= Given entries =
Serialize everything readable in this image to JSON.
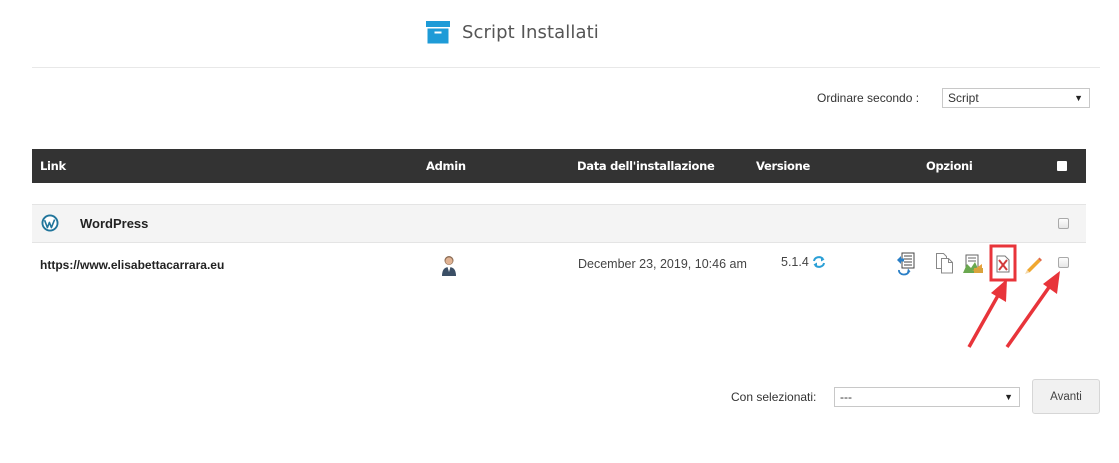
{
  "header": {
    "title": "Script Installati",
    "icon": "archive-box-icon",
    "icon_color": "#1e9bd7"
  },
  "sort": {
    "label": "Ordinare secondo :",
    "selected": "Script"
  },
  "table": {
    "columns": [
      "Link",
      "Admin",
      "Data dell'installazione",
      "Versione",
      "Opzioni"
    ],
    "header_bg": "#333333",
    "section": {
      "name": "WordPress",
      "icon": "wordpress-logo-icon"
    },
    "rows": [
      {
        "link": "https://www.elisabettacarrara.eu",
        "admin_icon": "admin-user-icon",
        "date": "December 23, 2019, 10:46 am",
        "version": "5.1.4",
        "version_icon": "update-refresh-icon",
        "options": [
          "backup-icon",
          "clone-icon",
          "staging-icon",
          "remove-icon",
          "edit-pencil-icon"
        ]
      }
    ]
  },
  "footer": {
    "label": "Con selezionati:",
    "selected": "---",
    "button_label": "Avanti"
  },
  "annotation_color": "#e8343a"
}
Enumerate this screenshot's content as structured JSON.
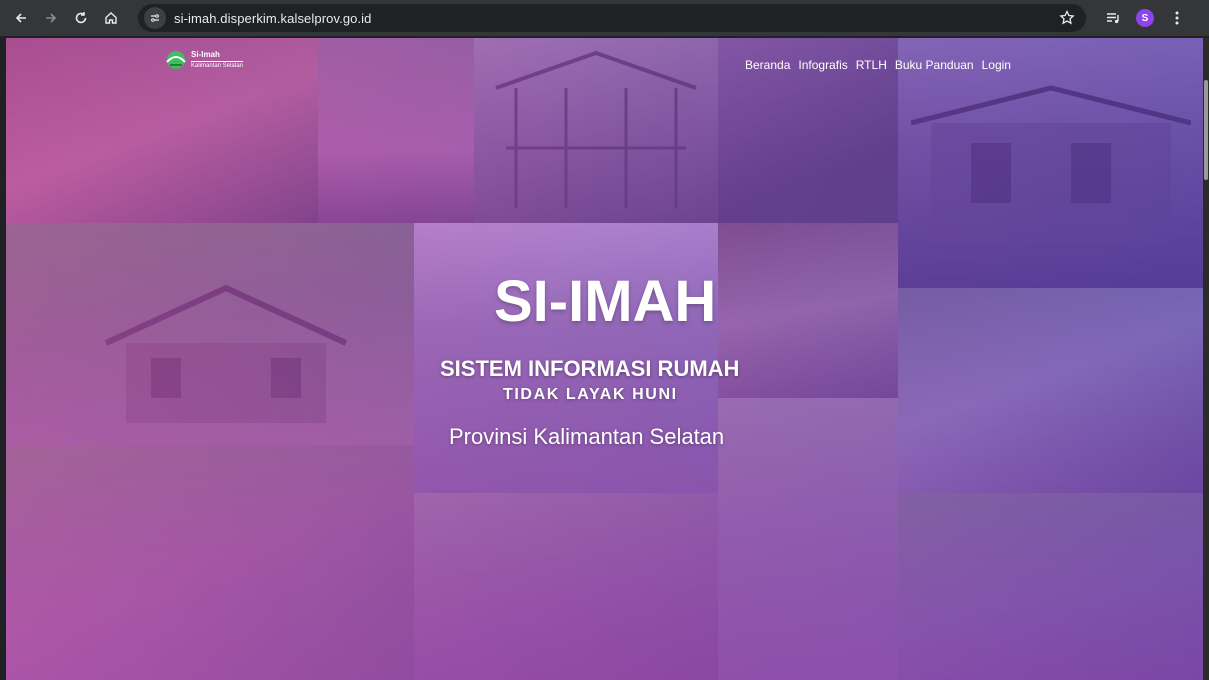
{
  "browser": {
    "url": "si-imah.disperkim.kalselprov.go.id",
    "profile_initial": "S",
    "icons": [
      "back-icon",
      "forward-icon",
      "reload-icon",
      "home-icon",
      "site-info-icon",
      "star-icon",
      "media-icon",
      "avatar"
    ]
  },
  "site": {
    "logo_title": "Si-Imah",
    "logo_subtitle": "Kalimantan Selatan",
    "nav": [
      "Beranda",
      "Infografis",
      "RTLH",
      "Buku Panduan",
      "Login"
    ]
  },
  "hero": {
    "title": "SI-IMAH",
    "subtitle1": "SISTEM INFORMASI RUMAH",
    "subtitle2": "TIDAK LAYAK HUNI",
    "region": "Provinsi Kalimantan Selatan"
  },
  "colors": {
    "chrome_bg": "#35363a",
    "overlay_pink": "#dc50be",
    "overlay_violet": "#5a46c8",
    "avatar": "#8e44ec"
  }
}
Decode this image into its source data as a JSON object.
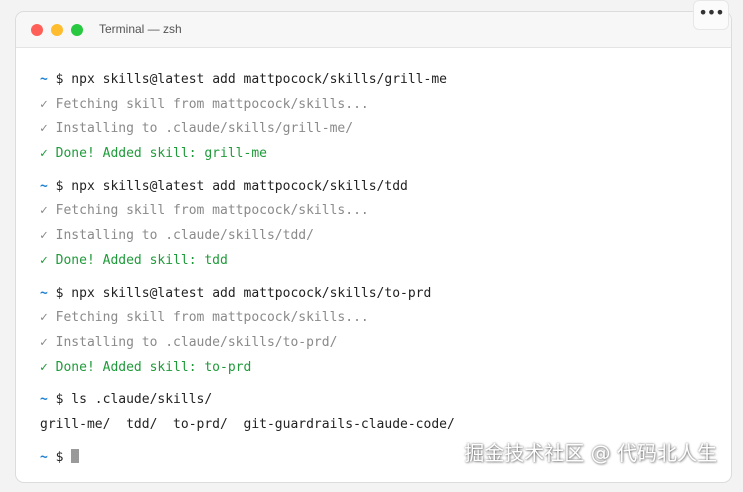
{
  "window": {
    "title": "Terminal — zsh",
    "more_label": "•••"
  },
  "terminal": {
    "prompt_symbol": "~",
    "prompt_char": "$",
    "lines": {
      "cmd1": " npx skills@latest add mattpocock/skills/grill-me",
      "fetch1": "✓ Fetching skill from mattpocock/skills...",
      "install1": "✓ Installing to .claude/skills/grill-me/",
      "done1": "✓ Done! Added skill: grill-me",
      "cmd2": " npx skills@latest add mattpocock/skills/tdd",
      "fetch2": "✓ Fetching skill from mattpocock/skills...",
      "install2": "✓ Installing to .claude/skills/tdd/",
      "done2": "✓ Done! Added skill: tdd",
      "cmd3": " npx skills@latest add mattpocock/skills/to-prd",
      "fetch3": "✓ Fetching skill from mattpocock/skills...",
      "install3": "✓ Installing to .claude/skills/to-prd/",
      "done3": "✓ Done! Added skill: to-prd",
      "cmd4": " ls .claude/skills/",
      "ls_output": "grill-me/  tdd/  to-prd/  git-guardrails-claude-code/"
    }
  },
  "watermark": "掘金技术社区 @ 代码北人生",
  "colors": {
    "prompt": "#1f7fd0",
    "success": "#1f9a3a",
    "muted": "#8a8a8a",
    "close": "#ff5f57",
    "minimize": "#febc2e",
    "zoom": "#28c840"
  }
}
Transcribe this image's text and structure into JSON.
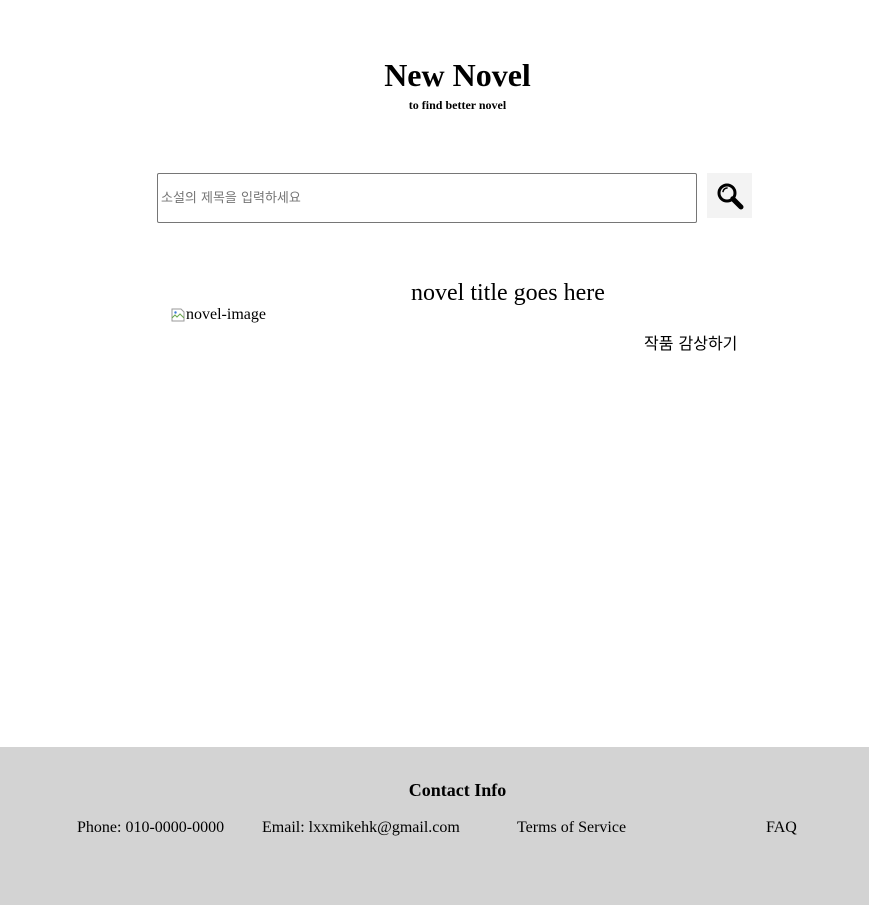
{
  "header": {
    "title": "New Novel",
    "subtitle": "to find better novel"
  },
  "search": {
    "placeholder": "소설의 제목을 입력하세요",
    "value": "",
    "button_icon": "magnifier-icon"
  },
  "novel": {
    "image_alt": "novel-image",
    "title": "novel title goes here",
    "read_link": "작품 감상하기"
  },
  "footer": {
    "heading": "Contact Info",
    "phone": "Phone: 010-0000-0000",
    "email": "Email: lxxmikehk@gmail.com",
    "terms": "Terms of Service",
    "faq": "FAQ"
  }
}
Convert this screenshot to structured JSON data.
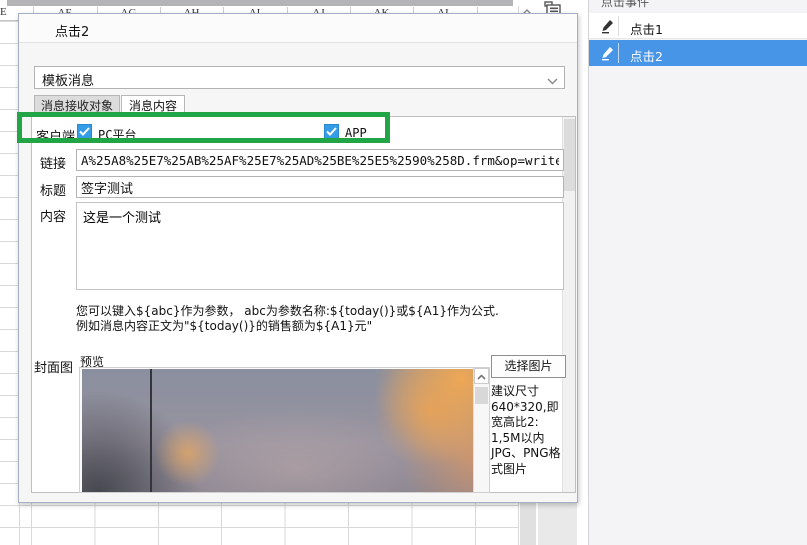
{
  "sheet": {
    "corner_header": "E",
    "columns": [
      "AF",
      "AG",
      "AH",
      "AI",
      "AJ",
      "AK",
      "AL"
    ]
  },
  "dialog": {
    "title": "点击2",
    "message_type": "模板消息",
    "tabs": [
      {
        "label": "消息接收对象"
      },
      {
        "label": "消息内容"
      }
    ],
    "client": {
      "label": "客户端",
      "options": [
        {
          "label": "PC平台",
          "checked": true
        },
        {
          "label": "APP",
          "checked": true
        }
      ]
    },
    "link": {
      "label": "链接",
      "value": "A%25A8%25E7%25AB%25AF%25E7%25AD%25BE%25E5%2590%258D.frm&op=write"
    },
    "title_field": {
      "label": "标题",
      "value": "签字测试"
    },
    "content_field": {
      "label": "内容",
      "value": "这是一个测试"
    },
    "hints": [
      "您可以键入${abc}作为参数， abc为参数名称:${today()}或${A1}作为公式.",
      "例如消息内容正文为\"${today()}的销售额为${A1}元\""
    ],
    "cover": {
      "label": "封面图",
      "preview_label": "预览",
      "choose_button": "选择图片",
      "suggestion_lines": [
        "建议尺寸",
        "640*320,即",
        "宽高比2:",
        "1,5M以内",
        "JPG、PNG格",
        "式图片"
      ]
    }
  },
  "sidebar": {
    "title": "点击事件",
    "items": [
      {
        "label": "点击1",
        "selected": false
      },
      {
        "label": "点击2",
        "selected": true
      }
    ]
  },
  "colors": {
    "annotation_green": "#22a546",
    "selection_blue": "#4795e7",
    "checkbox_blue": "#359ce8"
  }
}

= Exercise =
Going through the entries above, report how many lines include the string "screenshot". The number alone is the answer.

= Written response =
2